• Work to be completed:
Give the entries again exactly, every one of them.

• Records provided:

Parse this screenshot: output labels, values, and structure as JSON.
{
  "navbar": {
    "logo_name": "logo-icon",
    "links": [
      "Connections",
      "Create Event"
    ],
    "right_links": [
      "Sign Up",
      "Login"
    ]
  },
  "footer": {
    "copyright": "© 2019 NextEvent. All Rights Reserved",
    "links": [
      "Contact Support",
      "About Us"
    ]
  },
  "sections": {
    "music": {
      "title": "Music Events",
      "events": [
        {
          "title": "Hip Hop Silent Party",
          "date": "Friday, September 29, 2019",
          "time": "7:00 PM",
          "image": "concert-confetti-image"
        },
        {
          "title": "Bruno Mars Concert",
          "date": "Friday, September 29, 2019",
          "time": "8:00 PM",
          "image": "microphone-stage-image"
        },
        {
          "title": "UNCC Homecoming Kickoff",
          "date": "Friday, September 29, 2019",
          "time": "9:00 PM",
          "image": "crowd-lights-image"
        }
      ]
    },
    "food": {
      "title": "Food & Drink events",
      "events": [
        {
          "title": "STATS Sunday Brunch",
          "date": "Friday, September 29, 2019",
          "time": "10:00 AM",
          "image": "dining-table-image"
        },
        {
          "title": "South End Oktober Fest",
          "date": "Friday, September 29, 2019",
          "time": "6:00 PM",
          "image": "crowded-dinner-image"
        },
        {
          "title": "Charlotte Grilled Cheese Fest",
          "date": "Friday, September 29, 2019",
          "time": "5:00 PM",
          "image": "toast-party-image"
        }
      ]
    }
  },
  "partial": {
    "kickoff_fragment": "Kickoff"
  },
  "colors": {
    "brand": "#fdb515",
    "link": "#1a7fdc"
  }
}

• Correct answer:
Parse this screenshot: output labels, values, and structure as JSON.
{
  "navbar": {
    "logo_name": "logo-icon",
    "links": [
      "Connections",
      "Create Event"
    ],
    "right_links": [
      "Sign Up",
      "Login"
    ]
  },
  "footer": {
    "copyright": "© 2019 NextEvent. All Rights Reserved",
    "links": [
      "Contact Support",
      "About Us"
    ]
  },
  "sections": {
    "music": {
      "title": "Music Events",
      "events": [
        {
          "title": "Hip Hop Silent Party",
          "date": "Friday, September 29, 2019",
          "time": "7:00 PM",
          "image": "concert-confetti-image"
        },
        {
          "title": "Bruno Mars Concert",
          "date": "Friday, September 29, 2019",
          "time": "8:00 PM",
          "image": "microphone-stage-image"
        },
        {
          "title": "UNCC Homecoming Kickoff",
          "date": "Friday, September 29, 2019",
          "time": "9:00 PM",
          "image": "crowd-lights-image"
        }
      ]
    },
    "food": {
      "title": "Food & Drink events",
      "events": [
        {
          "title": "STATS Sunday Brunch",
          "date": "Friday, September 29, 2019",
          "time": "10:00 AM",
          "image": "dining-table-image"
        },
        {
          "title": "South End Oktober Fest",
          "date": "Friday, September 29, 2019",
          "time": "6:00 PM",
          "image": "crowded-dinner-image"
        },
        {
          "title": "Charlotte Grilled Cheese Fest",
          "date": "Friday, September 29, 2019",
          "time": "5:00 PM",
          "image": "toast-party-image"
        }
      ]
    }
  },
  "partial": {
    "kickoff_fragment": "Kickoff"
  },
  "colors": {
    "brand": "#fdb515",
    "link": "#1a7fdc"
  }
}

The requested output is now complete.